WHAT TO DO — Write the records out again, precisely as they stand.

══ DATA TO PROCESS ══

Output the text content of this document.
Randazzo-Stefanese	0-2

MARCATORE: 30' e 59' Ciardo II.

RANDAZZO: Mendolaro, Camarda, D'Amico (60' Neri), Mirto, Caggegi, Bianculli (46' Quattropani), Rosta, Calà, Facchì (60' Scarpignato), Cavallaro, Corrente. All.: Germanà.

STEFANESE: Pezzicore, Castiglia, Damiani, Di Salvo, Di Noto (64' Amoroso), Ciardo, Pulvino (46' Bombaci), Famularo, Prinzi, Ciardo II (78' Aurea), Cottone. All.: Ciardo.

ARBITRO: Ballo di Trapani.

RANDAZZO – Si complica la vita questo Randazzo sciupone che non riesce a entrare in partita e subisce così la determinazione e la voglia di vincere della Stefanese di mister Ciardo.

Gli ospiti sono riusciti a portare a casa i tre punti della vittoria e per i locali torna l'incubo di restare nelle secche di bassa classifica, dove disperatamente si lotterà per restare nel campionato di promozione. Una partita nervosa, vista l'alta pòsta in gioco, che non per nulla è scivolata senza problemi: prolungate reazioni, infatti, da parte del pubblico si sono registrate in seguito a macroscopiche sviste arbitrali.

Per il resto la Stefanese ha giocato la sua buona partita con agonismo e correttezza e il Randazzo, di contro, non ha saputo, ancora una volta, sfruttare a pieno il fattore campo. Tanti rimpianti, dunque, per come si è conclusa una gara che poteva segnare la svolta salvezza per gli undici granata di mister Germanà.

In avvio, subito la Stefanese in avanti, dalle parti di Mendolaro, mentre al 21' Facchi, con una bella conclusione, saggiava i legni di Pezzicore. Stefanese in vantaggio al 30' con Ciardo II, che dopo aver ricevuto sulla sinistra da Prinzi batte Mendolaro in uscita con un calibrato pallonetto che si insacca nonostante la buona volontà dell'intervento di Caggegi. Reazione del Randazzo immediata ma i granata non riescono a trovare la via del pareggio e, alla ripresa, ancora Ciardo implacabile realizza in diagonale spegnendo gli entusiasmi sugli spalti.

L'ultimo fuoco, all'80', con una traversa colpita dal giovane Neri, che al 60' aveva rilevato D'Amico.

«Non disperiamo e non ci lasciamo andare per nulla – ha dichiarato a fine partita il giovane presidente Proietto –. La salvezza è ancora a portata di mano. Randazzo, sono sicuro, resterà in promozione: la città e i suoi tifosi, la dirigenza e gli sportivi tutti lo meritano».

═══

FINISHED TASK —
Output the text content of this document.
Randazzo-Stefanese	0-2

MARCATORE: 30' e 59' Ciardo II.

RANDAZZO: Mendolaro, Camarda, D'Amico (60' Neri), Mirto, Caggegi, Bianculli (46' Quattropani), Rosta, Calà, Facchì (60' Scarpignato), Cavallaro, Corrente. All.: Germanà.

STEFANESE: Pezzicore, Castiglia, Damiani, Di Salvo, Di Noto (64' Amoroso), Ciardo, Pulvino (46' Bombaci), Famularo, Prinzi, Ciardo II (78' Aurea), Cottone. All.: Ciardo.

ARBITRO: Ballo di Trapani.

RANDAZZO – Si complica la vita questo Randazzo sciupone che non riesce a entrare in partita e subisce così la determinazione e la voglia di vincere della Stefanese di mister Ciardo.

Gli ospiti sono riusciti a portare a casa i tre punti della vittoria e per i locali torna l'incubo di restare nelle secche di bassa classifica, dove disperatamente si lotterà per restare nel campionato di promozione. Una partita nervosa, vista l'alta pòsta in gioco, che non per nulla è scivolata senza problemi: prolungate reazioni, infatti, da parte del pubblico si sono registrate in seguito a macroscopiche sviste arbitrali.

Per il resto la Stefanese ha giocato la sua buona partita con agonismo e correttezza e il Randazzo, di contro, non ha saputo, ancora una volta, sfruttare a pieno il fattore campo. Tanti rimpianti, dunque, per come si è conclusa una gara che poteva segnare la svolta salvezza per gli undici granata di mister Germanà.

In avvio, subito la Stefanese in avanti, dalle parti di Mendolaro, mentre al 21' Facchi, con una bella conclusione, saggiava i legni di Pezzicore. Stefanese in vantaggio al 30' con Ciardo II, che dopo aver ricevuto sulla sinistra da Prinzi batte Mendolaro in uscita con un calibrato pallonetto che si insacca nonostante la buona volontà dell'intervento di Caggegi. Reazione del Randazzo immediata ma i granata non riescono a trovare la via del pareggio e, alla ripresa, ancora Ciardo implacabile realizza in diagonale spegnendo gli entusiasmi sugli spalti.

L'ultimo fuoco, all'80', con una traversa colpita dal giovane Neri, che al 60' aveva rilevato D'Amico.

«Non disperiamo e non ci lasciamo andare per nulla – ha dichiarato a fine partita il giovane presidente Proietto –. La salvezza è ancora a portata di mano. Randazzo, sono sicuro, resterà in promozione: la città e i suoi tifosi, la dirigenza e gli sportivi tutti lo meritano».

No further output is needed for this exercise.